Exercise directions: Quote the data below in full, please, without altering anything.

Entries supplied:
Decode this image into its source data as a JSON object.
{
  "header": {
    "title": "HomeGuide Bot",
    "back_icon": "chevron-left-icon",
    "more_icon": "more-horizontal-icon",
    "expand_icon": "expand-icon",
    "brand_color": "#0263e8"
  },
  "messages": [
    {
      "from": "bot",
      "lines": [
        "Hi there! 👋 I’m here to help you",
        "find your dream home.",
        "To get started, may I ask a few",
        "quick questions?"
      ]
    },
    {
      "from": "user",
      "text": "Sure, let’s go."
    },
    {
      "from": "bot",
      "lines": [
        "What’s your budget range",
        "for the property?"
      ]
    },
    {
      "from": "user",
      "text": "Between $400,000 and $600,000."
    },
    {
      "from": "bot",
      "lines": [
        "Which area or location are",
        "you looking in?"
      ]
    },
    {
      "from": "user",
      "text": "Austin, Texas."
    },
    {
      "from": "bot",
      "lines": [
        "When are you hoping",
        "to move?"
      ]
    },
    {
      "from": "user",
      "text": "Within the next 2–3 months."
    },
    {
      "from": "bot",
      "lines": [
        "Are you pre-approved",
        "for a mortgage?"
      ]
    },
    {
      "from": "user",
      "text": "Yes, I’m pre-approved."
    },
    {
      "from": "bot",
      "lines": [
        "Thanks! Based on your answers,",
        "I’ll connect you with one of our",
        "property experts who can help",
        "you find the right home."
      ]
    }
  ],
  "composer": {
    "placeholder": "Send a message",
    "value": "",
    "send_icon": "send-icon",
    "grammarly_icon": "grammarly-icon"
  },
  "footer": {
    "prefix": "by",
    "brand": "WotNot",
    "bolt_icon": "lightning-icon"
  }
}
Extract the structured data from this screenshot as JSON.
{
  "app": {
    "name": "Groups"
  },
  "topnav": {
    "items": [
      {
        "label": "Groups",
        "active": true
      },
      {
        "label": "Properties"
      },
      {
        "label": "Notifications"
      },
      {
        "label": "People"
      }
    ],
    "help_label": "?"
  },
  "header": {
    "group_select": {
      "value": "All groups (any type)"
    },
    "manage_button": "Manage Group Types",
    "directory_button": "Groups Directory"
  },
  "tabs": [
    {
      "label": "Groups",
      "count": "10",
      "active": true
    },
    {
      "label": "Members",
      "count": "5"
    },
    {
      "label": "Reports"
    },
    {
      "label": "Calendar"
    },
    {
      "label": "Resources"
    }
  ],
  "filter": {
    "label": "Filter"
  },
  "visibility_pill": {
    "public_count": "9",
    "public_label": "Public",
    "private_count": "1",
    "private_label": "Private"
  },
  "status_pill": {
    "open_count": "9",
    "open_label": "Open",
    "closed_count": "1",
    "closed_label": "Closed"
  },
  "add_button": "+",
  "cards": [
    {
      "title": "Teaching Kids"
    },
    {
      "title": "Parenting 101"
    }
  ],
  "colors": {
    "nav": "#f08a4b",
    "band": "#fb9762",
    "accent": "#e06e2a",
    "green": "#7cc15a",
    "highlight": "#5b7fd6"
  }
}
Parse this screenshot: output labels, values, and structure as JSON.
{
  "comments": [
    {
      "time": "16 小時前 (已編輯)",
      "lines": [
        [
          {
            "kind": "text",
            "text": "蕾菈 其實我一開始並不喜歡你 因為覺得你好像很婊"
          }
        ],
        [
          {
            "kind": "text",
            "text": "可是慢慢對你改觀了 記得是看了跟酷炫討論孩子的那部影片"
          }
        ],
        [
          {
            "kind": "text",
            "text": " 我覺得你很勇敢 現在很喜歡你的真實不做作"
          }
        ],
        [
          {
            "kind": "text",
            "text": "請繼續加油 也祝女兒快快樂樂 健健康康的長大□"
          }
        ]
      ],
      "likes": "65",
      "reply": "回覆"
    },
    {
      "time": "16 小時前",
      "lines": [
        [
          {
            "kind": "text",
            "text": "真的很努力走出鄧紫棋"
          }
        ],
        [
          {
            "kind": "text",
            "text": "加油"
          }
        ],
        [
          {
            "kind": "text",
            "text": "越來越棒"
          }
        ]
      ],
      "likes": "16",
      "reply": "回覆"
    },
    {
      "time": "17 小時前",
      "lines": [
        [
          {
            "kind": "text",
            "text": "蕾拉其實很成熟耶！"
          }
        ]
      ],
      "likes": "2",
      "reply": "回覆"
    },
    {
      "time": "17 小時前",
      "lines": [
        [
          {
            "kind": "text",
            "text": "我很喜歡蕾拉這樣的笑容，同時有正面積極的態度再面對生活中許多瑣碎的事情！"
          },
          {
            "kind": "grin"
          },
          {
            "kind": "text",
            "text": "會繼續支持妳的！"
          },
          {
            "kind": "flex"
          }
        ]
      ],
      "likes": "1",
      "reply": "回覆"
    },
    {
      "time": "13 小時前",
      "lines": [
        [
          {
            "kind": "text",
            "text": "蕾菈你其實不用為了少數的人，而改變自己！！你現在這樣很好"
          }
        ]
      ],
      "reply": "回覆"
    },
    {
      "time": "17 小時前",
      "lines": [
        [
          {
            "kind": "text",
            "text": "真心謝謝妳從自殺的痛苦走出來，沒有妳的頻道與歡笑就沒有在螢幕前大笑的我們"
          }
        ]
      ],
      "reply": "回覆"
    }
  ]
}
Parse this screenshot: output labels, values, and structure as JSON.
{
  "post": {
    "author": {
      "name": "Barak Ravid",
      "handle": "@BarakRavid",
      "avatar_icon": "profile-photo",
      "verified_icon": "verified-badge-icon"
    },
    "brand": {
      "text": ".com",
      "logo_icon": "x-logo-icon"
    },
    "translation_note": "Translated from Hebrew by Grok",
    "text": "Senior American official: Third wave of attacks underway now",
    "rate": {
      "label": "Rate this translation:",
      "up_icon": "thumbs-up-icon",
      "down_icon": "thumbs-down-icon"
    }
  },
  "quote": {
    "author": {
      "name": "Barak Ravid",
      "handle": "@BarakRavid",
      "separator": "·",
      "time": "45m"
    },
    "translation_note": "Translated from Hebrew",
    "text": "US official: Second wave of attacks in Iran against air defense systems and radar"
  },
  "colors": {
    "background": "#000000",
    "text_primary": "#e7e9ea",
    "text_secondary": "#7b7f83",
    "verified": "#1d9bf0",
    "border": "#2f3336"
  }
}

Solution for this task:
Decode this image into its source data as a JSON object.
{
  "header": {
    "title": "HomeGuide Bot",
    "back_icon": "chevron-left-icon",
    "more_icon": "more-horizontal-icon",
    "expand_icon": "expand-icon",
    "brand_color": "#0263e8"
  },
  "messages": [
    {
      "from": "bot",
      "lines": [
        "Hi there! 👋 I’m here to help you",
        "find your dream home.",
        "To get started, may I ask a few",
        "quick questions?"
      ]
    },
    {
      "from": "user",
      "text": "Sure, let’s go."
    },
    {
      "from": "bot",
      "lines": [
        "What’s your budget range",
        "for the property?"
      ]
    },
    {
      "from": "user",
      "text": "Between $400,000 and $600,000."
    },
    {
      "from": "bot",
      "lines": [
        "Which area or location are",
        "you looking in?"
      ]
    },
    {
      "from": "user",
      "text": "Austin, Texas."
    },
    {
      "from": "bot",
      "lines": [
        "When are you hoping",
        "to move?"
      ]
    },
    {
      "from": "user",
      "text": "Within the next 2–3 months."
    },
    {
      "from": "bot",
      "lines": [
        "Are you pre-approved",
        "for a mortgage?"
      ]
    },
    {
      "from": "user",
      "text": "Yes, I’m pre-approved."
    },
    {
      "from": "bot",
      "lines": [
        "Thanks! Based on your answers,",
        "I’ll connect you with one of our",
        "property experts who can help",
        "you find the right home."
      ]
    }
  ],
  "composer": {
    "placeholder": "Send a message",
    "value": "",
    "send_icon": "send-icon",
    "grammarly_icon": "grammarly-icon"
  },
  "footer": {
    "prefix": "by",
    "brand": "WotNot",
    "bolt_icon": "lightning-icon"
  }
}
Extract the structured data from this screenshot as JSON.
{
  "app": {
    "name": "Groups"
  },
  "topnav": {
    "items": [
      {
        "label": "Groups",
        "active": true
      },
      {
        "label": "Properties"
      },
      {
        "label": "Notifications"
      },
      {
        "label": "People"
      }
    ],
    "help_label": "?"
  },
  "header": {
    "group_select": {
      "value": "All groups (any type)"
    },
    "manage_button": "Manage Group Types",
    "directory_button": "Groups Directory"
  },
  "tabs": [
    {
      "label": "Groups",
      "count": "10",
      "active": true
    },
    {
      "label": "Members",
      "count": "5"
    },
    {
      "label": "Reports"
    },
    {
      "label": "Calendar"
    },
    {
      "label": "Resources"
    }
  ],
  "filter": {
    "label": "Filter"
  },
  "visibility_pill": {
    "public_count": "9",
    "public_label": "Public",
    "private_count": "1",
    "private_label": "Private"
  },
  "status_pill": {
    "open_count": "9",
    "open_label": "Open",
    "closed_count": "1",
    "closed_label": "Closed"
  },
  "add_button": "+",
  "cards": [
    {
      "title": "Teaching Kids"
    },
    {
      "title": "Parenting 101"
    }
  ],
  "colors": {
    "nav": "#f08a4b",
    "band": "#fb9762",
    "accent": "#e06e2a",
    "green": "#7cc15a",
    "highlight": "#5b7fd6"
  }
}
Parse this screenshot: output labels, values, and structure as JSON.
{
  "comments": [
    {
      "time": "16 小時前 (已編輯)",
      "lines": [
        [
          {
            "kind": "text",
            "text": "蕾菈 其實我一開始並不喜歡你 因為覺得你好像很婊"
          }
        ],
        [
          {
            "kind": "text",
            "text": "可是慢慢對你改觀了 記得是看了跟酷炫討論孩子的那部影片"
          }
        ],
        [
          {
            "kind": "text",
            "text": " 我覺得你很勇敢 現在很喜歡你的真實不做作"
          }
        ],
        [
          {
            "kind": "text",
            "text": "請繼續加油 也祝女兒快快樂樂 健健康康的長大□"
          }
        ]
      ],
      "likes": "65",
      "reply": "回覆"
    },
    {
      "time": "16 小時前",
      "lines": [
        [
          {
            "kind": "text",
            "text": "真的很努力走出鄧紫棋"
          }
        ],
        [
          {
            "kind": "text",
            "text": "加油"
          }
        ],
        [
          {
            "kind": "text",
            "text": "越來越棒"
          }
        ]
      ],
      "likes": "16",
      "reply": "回覆"
    },
    {
      "time": "17 小時前",
      "lines": [
        [
          {
            "kind": "text",
            "text": "蕾拉其實很成熟耶！"
          }
        ]
      ],
      "likes": "2",
      "reply": "回覆"
    },
    {
      "time": "17 小時前",
      "lines": [
        [
          {
            "kind": "text",
            "text": "我很喜歡蕾拉這樣的笑容，同時有正面積極的態度再面對生活中許多瑣碎的事情！"
          },
          {
            "kind": "grin"
          },
          {
            "kind": "text",
            "text": "會繼續支持妳的！"
          },
          {
            "kind": "flex"
          }
        ]
      ],
      "likes": "1",
      "reply": "回覆"
    },
    {
      "time": "13 小時前",
      "lines": [
        [
          {
            "kind": "text",
            "text": "蕾菈你其實不用為了少數的人，而改變自己！！你現在這樣很好"
          }
        ]
      ],
      "reply": "回覆"
    },
    {
      "time": "17 小時前",
      "lines": [
        [
          {
            "kind": "text",
            "text": "真心謝謝妳從自殺的痛苦走出來，沒有妳的頻道與歡笑就沒有在螢幕前大笑的我們"
          }
        ]
      ],
      "reply": "回覆"
    }
  ]
}
Parse this screenshot: output labels, values, and structure as JSON.
{
  "post": {
    "author": {
      "name": "Barak Ravid",
      "handle": "@BarakRavid",
      "avatar_icon": "profile-photo",
      "verified_icon": "verified-badge-icon"
    },
    "brand": {
      "text": ".com",
      "logo_icon": "x-logo-icon"
    },
    "translation_note": "Translated from Hebrew by Grok",
    "text": "Senior American official: Third wave of attacks underway now",
    "rate": {
      "label": "Rate this translation:",
      "up_icon": "thumbs-up-icon",
      "down_icon": "thumbs-down-icon"
    }
  },
  "quote": {
    "author": {
      "name": "Barak Ravid",
      "handle": "@BarakRavid",
      "separator": "·",
      "time": "45m"
    },
    "translation_note": "Translated from Hebrew",
    "text": "US official: Second wave of attacks in Iran against air defense systems and radar"
  },
  "colors": {
    "background": "#000000",
    "text_primary": "#e7e9ea",
    "text_secondary": "#7b7f83",
    "verified": "#1d9bf0",
    "border": "#2f3336"
  }
}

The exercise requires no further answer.